Aim :: Format the records below as a numbered list, from the first line through the line containing "stress-contour (24, 271, 1265, 435)", and leave out any blank lines.

Working data ::
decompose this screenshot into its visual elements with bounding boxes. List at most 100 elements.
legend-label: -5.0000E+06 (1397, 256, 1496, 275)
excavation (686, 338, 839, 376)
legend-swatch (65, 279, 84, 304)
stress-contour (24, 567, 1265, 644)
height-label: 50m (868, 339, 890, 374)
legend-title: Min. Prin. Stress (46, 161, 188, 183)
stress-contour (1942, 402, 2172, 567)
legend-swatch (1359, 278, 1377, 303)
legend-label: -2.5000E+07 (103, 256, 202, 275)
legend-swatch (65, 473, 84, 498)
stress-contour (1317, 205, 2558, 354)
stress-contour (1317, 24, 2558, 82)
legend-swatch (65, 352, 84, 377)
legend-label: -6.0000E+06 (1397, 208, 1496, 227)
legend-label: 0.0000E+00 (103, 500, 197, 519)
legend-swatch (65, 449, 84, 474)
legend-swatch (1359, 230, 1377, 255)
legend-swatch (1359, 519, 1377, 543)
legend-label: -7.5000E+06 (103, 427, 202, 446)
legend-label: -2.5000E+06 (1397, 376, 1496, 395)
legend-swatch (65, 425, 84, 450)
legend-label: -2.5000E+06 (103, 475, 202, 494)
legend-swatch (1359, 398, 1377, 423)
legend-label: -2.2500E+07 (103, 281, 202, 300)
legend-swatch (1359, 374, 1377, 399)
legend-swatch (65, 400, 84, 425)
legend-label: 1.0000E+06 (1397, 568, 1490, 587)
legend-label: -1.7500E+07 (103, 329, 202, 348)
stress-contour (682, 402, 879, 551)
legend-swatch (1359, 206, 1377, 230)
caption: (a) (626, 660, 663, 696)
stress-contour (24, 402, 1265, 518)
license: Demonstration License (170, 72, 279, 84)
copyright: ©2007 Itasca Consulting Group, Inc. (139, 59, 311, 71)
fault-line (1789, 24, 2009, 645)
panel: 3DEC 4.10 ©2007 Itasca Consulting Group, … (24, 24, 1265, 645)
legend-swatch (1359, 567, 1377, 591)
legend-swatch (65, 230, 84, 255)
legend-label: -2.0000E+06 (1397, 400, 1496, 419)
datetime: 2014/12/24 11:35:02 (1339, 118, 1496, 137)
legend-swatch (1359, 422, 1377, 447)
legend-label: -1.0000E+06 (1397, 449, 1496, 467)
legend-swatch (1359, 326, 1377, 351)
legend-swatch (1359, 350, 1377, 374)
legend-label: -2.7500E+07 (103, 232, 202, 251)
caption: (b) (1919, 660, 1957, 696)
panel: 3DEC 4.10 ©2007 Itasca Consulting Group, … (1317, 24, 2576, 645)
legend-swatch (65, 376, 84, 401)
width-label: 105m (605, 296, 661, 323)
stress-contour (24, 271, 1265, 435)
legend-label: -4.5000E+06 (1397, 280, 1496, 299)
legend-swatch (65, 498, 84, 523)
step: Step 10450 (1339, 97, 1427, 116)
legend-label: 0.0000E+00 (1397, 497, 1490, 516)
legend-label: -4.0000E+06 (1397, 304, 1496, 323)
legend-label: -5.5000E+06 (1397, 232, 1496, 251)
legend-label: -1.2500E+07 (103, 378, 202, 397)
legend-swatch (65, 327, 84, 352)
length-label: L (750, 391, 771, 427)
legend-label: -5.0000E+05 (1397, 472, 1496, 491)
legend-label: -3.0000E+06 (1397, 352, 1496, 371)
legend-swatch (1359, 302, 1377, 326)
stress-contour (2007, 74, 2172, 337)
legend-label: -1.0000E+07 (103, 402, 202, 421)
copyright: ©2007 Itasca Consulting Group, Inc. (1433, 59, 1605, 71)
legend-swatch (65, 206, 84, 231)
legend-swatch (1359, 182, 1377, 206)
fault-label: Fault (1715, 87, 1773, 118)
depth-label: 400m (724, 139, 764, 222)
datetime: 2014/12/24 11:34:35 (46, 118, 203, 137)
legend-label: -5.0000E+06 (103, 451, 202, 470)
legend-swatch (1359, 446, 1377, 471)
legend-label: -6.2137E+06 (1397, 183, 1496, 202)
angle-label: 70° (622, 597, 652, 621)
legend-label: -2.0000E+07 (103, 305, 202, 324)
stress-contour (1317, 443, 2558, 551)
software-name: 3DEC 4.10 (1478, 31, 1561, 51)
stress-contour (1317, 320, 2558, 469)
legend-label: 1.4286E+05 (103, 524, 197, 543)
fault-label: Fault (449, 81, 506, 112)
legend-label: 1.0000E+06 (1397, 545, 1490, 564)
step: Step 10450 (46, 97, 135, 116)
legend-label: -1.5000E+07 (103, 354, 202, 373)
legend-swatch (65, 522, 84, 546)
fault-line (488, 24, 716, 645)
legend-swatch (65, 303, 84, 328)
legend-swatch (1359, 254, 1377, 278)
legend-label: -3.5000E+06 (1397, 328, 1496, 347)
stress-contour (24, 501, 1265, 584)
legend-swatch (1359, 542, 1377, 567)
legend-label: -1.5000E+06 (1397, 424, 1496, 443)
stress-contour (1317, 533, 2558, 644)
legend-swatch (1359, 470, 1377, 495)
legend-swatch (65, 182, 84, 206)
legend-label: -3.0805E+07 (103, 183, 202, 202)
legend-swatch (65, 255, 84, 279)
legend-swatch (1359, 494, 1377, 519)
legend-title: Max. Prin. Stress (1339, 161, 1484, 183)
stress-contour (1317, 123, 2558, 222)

Exercise answer ::
1. decompose this screenshot into its visual elements with bounding boxes. List at most 100 elements.
2. legend-label: -5.0000E+06 (1397, 256, 1496, 275)
3. excavation (686, 338, 839, 376)
4. legend-swatch (65, 279, 84, 304)
5. stress-contour (24, 567, 1265, 644)
6. height-label: 50m (868, 339, 890, 374)
7. legend-title: Min. Prin. Stress (46, 161, 188, 183)
8. stress-contour (1942, 402, 2172, 567)
9. legend-swatch (1359, 278, 1377, 303)
10. legend-label: -2.5000E+07 (103, 256, 202, 275)
11. legend-swatch (65, 473, 84, 498)
12. stress-contour (1317, 205, 2558, 354)
13. stress-contour (1317, 24, 2558, 82)
14. legend-swatch (65, 352, 84, 377)
15. legend-label: -6.0000E+06 (1397, 208, 1496, 227)
16. legend-label: 0.0000E+00 (103, 500, 197, 519)
17. legend-swatch (65, 449, 84, 474)
18. legend-swatch (1359, 230, 1377, 255)
19. legend-swatch (1359, 519, 1377, 543)
20. legend-label: -7.5000E+06 (103, 427, 202, 446)
21. legend-label: -2.5000E+06 (1397, 376, 1496, 395)
22. legend-swatch (65, 425, 84, 450)
23. legend-label: -2.5000E+06 (103, 475, 202, 494)
24. legend-swatch (1359, 398, 1377, 423)
25. legend-label: -2.2500E+07 (103, 281, 202, 300)
26. legend-swatch (1359, 374, 1377, 399)
27. legend-swatch (65, 400, 84, 425)
28. legend-label: 1.0000E+06 (1397, 568, 1490, 587)
29. legend-label: -1.7500E+07 (103, 329, 202, 348)
30. stress-contour (682, 402, 879, 551)
31. legend-swatch (1359, 206, 1377, 230)
32. caption: (a) (626, 660, 663, 696)
33. stress-contour (24, 402, 1265, 518)
34. license: Demonstration License (170, 72, 279, 84)
35. copyright: ©2007 Itasca Consulting Group, Inc. (139, 59, 311, 71)
36. fault-line (1789, 24, 2009, 645)
37. panel: 3DEC 4.10 ©2007 Itasca Consulting Group, … (24, 24, 1265, 645)
38. legend-swatch (1359, 567, 1377, 591)
39. legend-swatch (65, 230, 84, 255)
40. legend-label: -2.0000E+06 (1397, 400, 1496, 419)
41. datetime: 2014/12/24 11:35:02 (1339, 118, 1496, 137)
42. legend-swatch (1359, 422, 1377, 447)
43. legend-label: -1.0000E+06 (1397, 449, 1496, 467)
44. legend-swatch (1359, 326, 1377, 351)
45. legend-swatch (1359, 350, 1377, 374)
46. legend-label: -2.7500E+07 (103, 232, 202, 251)
47. caption: (b) (1919, 660, 1957, 696)
48. panel: 3DEC 4.10 ©2007 Itasca Consulting Group, … (1317, 24, 2576, 645)
49. legend-swatch (65, 376, 84, 401)
50. width-label: 105m (605, 296, 661, 323)
51. stress-contour (24, 271, 1265, 435)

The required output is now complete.